--- Start of RECORDS SUPPLIED ---

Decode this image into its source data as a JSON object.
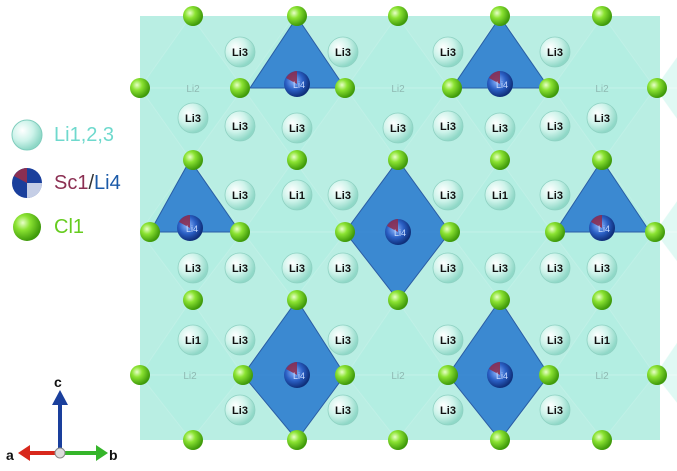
{
  "legend": {
    "items": [
      {
        "label": "Li1,2,3",
        "color": "#6fd9cd"
      },
      {
        "label_a": "Sc1",
        "sep": "/",
        "label_b": "Li4",
        "color_a": "#8b2f52",
        "color_b": "#1b5aa8"
      },
      {
        "label": "Cl1",
        "color": "#66cc1f"
      }
    ]
  },
  "axes": {
    "a": "a",
    "b": "b",
    "c": "c"
  },
  "atom_labels": {
    "li1": "Li1",
    "li2": "Li2",
    "li3": "Li3",
    "li4": "Li4"
  },
  "colors": {
    "li_polyhedra": "#7fe0cc",
    "sc_polyhedra": "#2f7fd0",
    "cl_atom": "#6fd11e",
    "li_atom": "#c9f2e9",
    "sc_atom_center": "#1a3f9c",
    "axis_a": "#d8281c",
    "axis_b": "#35b52a",
    "axis_c": "#1a3f9c"
  }
}
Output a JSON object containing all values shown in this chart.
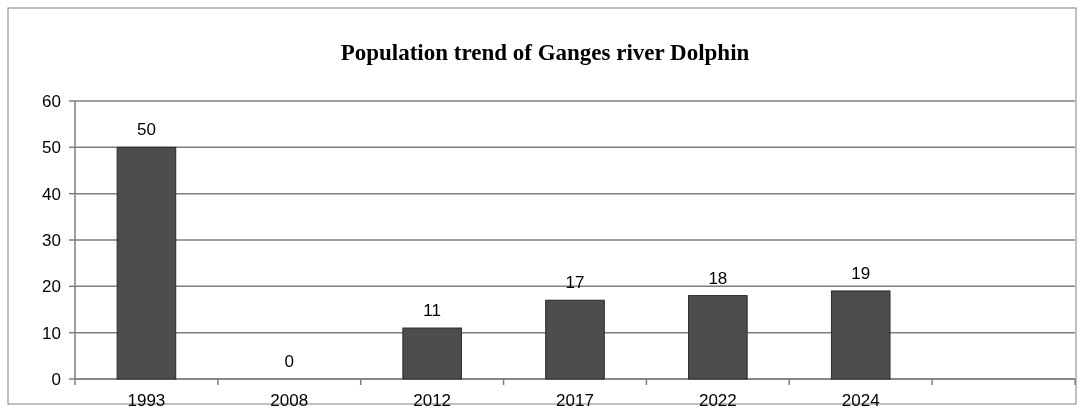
{
  "chart_data": {
    "type": "bar",
    "title": "Population trend of Ganges river Dolphin",
    "categories": [
      "1993",
      "2008",
      "2012",
      "2017",
      "2022",
      "2024",
      null
    ],
    "values": [
      50,
      0,
      11,
      17,
      18,
      19,
      null
    ],
    "color": "#4d4d4d",
    "ylim": [
      0,
      60
    ],
    "yticks": [
      0,
      10,
      20,
      30,
      40,
      50,
      60
    ],
    "grid": "y",
    "data_labels": true
  }
}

--- End of RECORDS SUPPLIED ---

Repeat verbatim all the material, but not the pictures.

* _WORKED SOLUTION_
Decode this image into its source data as a JSON object.
{
  "legend": {
    "items": [
      {
        "label": "Li1,2,3",
        "color": "#6fd9cd"
      },
      {
        "label_a": "Sc1",
        "sep": "/",
        "label_b": "Li4",
        "color_a": "#8b2f52",
        "color_b": "#1b5aa8"
      },
      {
        "label": "Cl1",
        "color": "#66cc1f"
      }
    ]
  },
  "axes": {
    "a": "a",
    "b": "b",
    "c": "c"
  },
  "atom_labels": {
    "li1": "Li1",
    "li2": "Li2",
    "li3": "Li3",
    "li4": "Li4"
  },
  "colors": {
    "li_polyhedra": "#7fe0cc",
    "sc_polyhedra": "#2f7fd0",
    "cl_atom": "#6fd11e",
    "li_atom": "#c9f2e9",
    "sc_atom_center": "#1a3f9c",
    "axis_a": "#d8281c",
    "axis_b": "#35b52a",
    "axis_c": "#1a3f9c"
  }
}
Output a JSON object containing all values shown in this chart.
{
  "chart_data": {
    "type": "bar",
    "title": "Population trend of Ganges river Dolphin",
    "categories": [
      "1993",
      "2008",
      "2012",
      "2017",
      "2022",
      "2024",
      null
    ],
    "values": [
      50,
      0,
      11,
      17,
      18,
      19,
      null
    ],
    "color": "#4d4d4d",
    "ylim": [
      0,
      60
    ],
    "yticks": [
      0,
      10,
      20,
      30,
      40,
      50,
      60
    ],
    "grid": "y",
    "data_labels": true
  }
}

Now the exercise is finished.